Stated goal 1: According to the article on churches in Cameroon, what percentage of Cameroon's population is at least nominally Christian?

START Source passage

By Joseph Weno & Cecilia Mojoko*

CameroonPostline.com — They often start in small houses, garages, dilapidating or uncompleted structures as prayer groups. Suddenly, the founders and its foremost converts start using megaphones and other loud sounding gadgets to attract other “souls that need to be saved”.

Many of these “ministries” with some self-styled pastors, prophets, evangelists, bishops and other religious titles emanate from traditional religious denominations. Their mode of worship either angers those who say they want to have their peace or catches the attention of a sinner in search of salvation.
 

Over the years, many of such church houses have mushroomed in many of Cameroon’s major cities and towns, making inroads and luring away faithful of traditional denominations, whose mode of preaching has become insipid and, according to some Christians, boring. The Pentecostal churches are now competing with the so-called main churches and are pushing them to change their ritualistic ways of worship and preaching the Gospel.
 

At the moment, it is unclear how many churches exist in Cameroon (the legal and the illegal) apparently due to the absence of data. But government that has maintained a nonchalant attitude to the exponential growth of churches is now resolute on weeping out those it terms “illegal churches”. Cameroon generally enjoys religious tolerance following the 1990 law on Freedom of Association. Since then, there has been a dramatic increase in the number of religious organisations in the country.
 

Christianity and Islam are the two main religions in Cameroon. According to www.en.wikipedia.org , approximately 70 percent of the population of Cameroon is at least nominally Christian, while 21 percent is at least nominally Moslem. Six percent practice traditional indigenous religious beliefs and the remaining three adhere to Judaism, the Bahai faith, or are persons who do not associate themselves with any particular religious movement.
 

According to the same source, the Christian population is divided between Roman Catholics (38.4 percent of the total population), Protestants 26.3 percent and other Christian denominations (Including Jehovah Witnesses 4 percent). Buea, capital of the Southwest Region, for instance, is host to a score of Pentecostal churches among them Full Gospel, The Apostolic Church, Deeper life, Winners’ Chapel, Christ Embassy, Fullness of the Spirit ,Arm of the Lord Church, The Redeemed Christian Church and The True Church Of God.

There is even a case in the Santa Barbara, Wokoko neighbourhood where three different churches are located on the same building. In a meeting of the Association of priests of the Ecclesiastical Province of Bamenda, that took place recently in Ombe, the Association President, Rev. Fr John Ambe, reiterated that many Catholic Christians are abandoning the faith for Pentecostal churches.

END Source passage
START Records for processing

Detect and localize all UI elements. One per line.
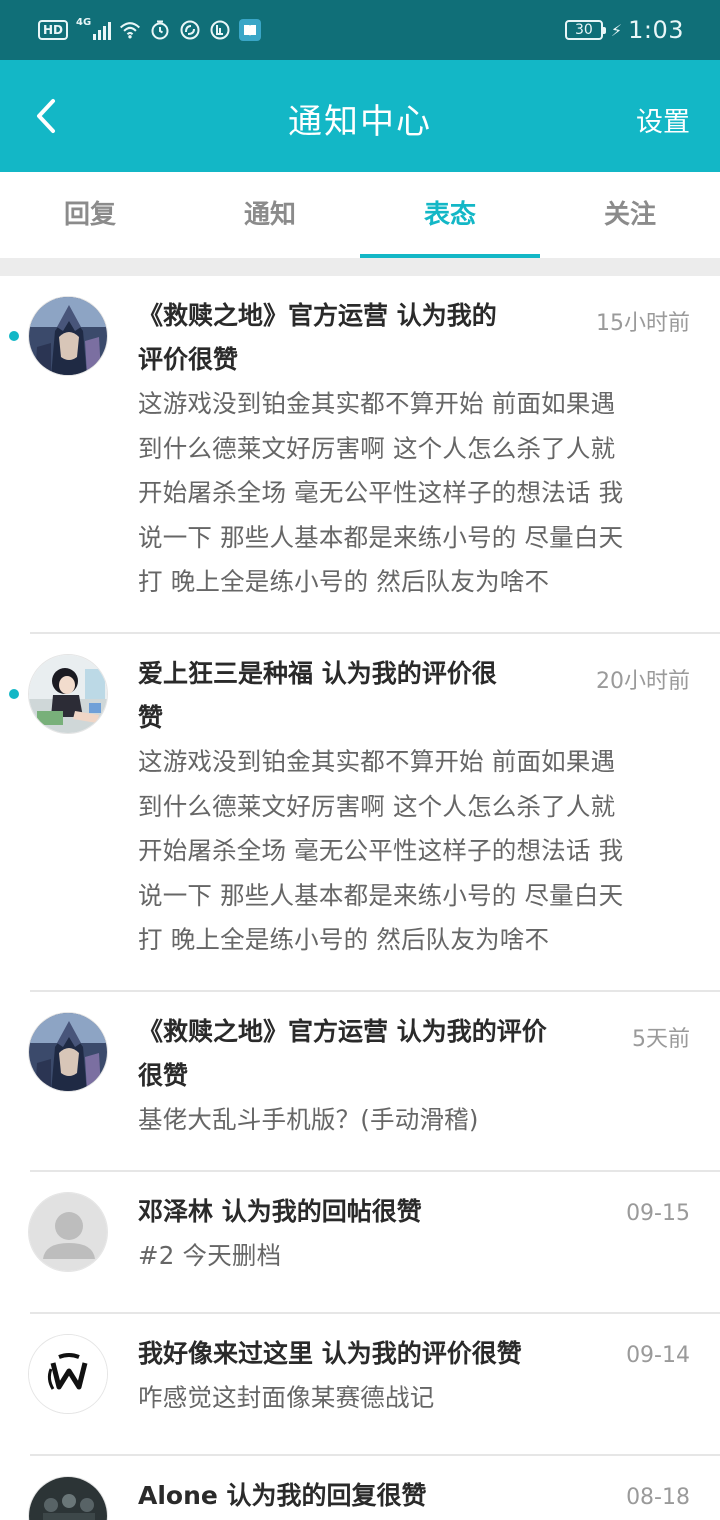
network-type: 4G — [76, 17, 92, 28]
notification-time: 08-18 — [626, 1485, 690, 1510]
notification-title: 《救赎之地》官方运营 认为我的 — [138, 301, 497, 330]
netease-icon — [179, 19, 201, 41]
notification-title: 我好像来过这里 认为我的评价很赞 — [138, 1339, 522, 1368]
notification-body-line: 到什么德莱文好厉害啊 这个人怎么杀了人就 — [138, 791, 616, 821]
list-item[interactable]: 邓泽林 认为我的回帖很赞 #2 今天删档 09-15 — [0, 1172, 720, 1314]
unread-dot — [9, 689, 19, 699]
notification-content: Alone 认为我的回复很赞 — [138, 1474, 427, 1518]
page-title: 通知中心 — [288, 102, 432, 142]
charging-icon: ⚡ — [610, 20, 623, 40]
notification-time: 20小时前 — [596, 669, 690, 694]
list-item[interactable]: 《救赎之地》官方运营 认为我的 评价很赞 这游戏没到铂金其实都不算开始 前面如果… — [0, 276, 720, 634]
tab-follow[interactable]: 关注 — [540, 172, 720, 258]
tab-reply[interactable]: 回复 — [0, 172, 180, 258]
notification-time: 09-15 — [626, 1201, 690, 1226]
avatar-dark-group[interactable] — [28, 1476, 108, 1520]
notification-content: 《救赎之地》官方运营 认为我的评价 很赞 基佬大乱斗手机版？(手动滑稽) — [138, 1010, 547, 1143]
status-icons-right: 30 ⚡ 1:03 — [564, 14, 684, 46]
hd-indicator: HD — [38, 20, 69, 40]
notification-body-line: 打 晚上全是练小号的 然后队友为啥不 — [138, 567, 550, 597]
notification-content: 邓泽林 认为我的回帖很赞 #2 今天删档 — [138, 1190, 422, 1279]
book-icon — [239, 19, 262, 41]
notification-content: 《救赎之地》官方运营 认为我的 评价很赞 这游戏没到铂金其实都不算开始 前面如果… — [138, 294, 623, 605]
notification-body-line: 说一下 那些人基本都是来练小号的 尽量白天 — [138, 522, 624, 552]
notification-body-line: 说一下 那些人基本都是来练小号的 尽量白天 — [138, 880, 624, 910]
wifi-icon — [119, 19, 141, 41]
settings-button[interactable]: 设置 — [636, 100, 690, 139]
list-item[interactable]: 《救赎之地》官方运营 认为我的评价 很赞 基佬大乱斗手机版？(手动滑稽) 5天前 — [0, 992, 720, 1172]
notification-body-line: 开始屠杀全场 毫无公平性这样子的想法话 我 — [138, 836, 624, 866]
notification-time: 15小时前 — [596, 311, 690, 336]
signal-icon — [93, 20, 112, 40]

END Records for processing

Stated goal 2: Print the rows from the one with "network-type: 4G — [76, 17, 92, 28]" up to and including the one with "notification-content: 《救赎之地》官方运营 认为我的 评价很赞", unchanged.

Exercise solution 1: Approximately 70 percent.

Exercise solution 2:
network-type: 4G — [76, 17, 92, 28]
notification-time: 08-18 — [626, 1485, 690, 1510]
notification-title: 《救赎之地》官方运营 认为我的 — [138, 301, 497, 330]
netease-icon — [179, 19, 201, 41]
notification-title: 我好像来过这里 认为我的评价很赞 — [138, 1339, 522, 1368]
notification-body-line: 到什么德莱文好厉害啊 这个人怎么杀了人就 — [138, 791, 616, 821]
list-item[interactable]: 邓泽林 认为我的回帖很赞 #2 今天删档 09-15 — [0, 1172, 720, 1314]
unread-dot — [9, 689, 19, 699]
notification-content: Alone 认为我的回复很赞 — [138, 1474, 427, 1518]
page-title: 通知中心 — [288, 102, 432, 142]
charging-icon: ⚡ — [610, 20, 623, 40]
notification-time: 20小时前 — [596, 669, 690, 694]
list-item[interactable]: 《救赎之地》官方运营 认为我的 评价很赞 这游戏没到铂金其实都不算开始 前面如果… — [0, 276, 720, 634]
tab-follow[interactable]: 关注 — [540, 172, 720, 258]
tab-reply[interactable]: 回复 — [0, 172, 180, 258]
notification-time: 09-15 — [626, 1201, 690, 1226]
avatar-dark-group[interactable] — [28, 1476, 108, 1520]
notification-content: 《救赎之地》官方运营 认为我的评价 很赞 基佬大乱斗手机版？(手动滑稽) — [138, 1010, 547, 1143]
status-icons-right: 30 ⚡ 1:03 — [564, 14, 684, 46]
hd-indicator: HD — [38, 20, 69, 40]
notification-body-line: 打 晚上全是练小号的 然后队友为啥不 — [138, 567, 550, 597]
notification-content: 邓泽林 认为我的回帖很赞 #2 今天删档 — [138, 1190, 422, 1279]
book-icon — [239, 19, 262, 41]
notification-content: 《救赎之地》官方运营 认为我的 评价很赞 这游戏没到铂金其实都不算开始 前面如果… — [138, 294, 623, 605]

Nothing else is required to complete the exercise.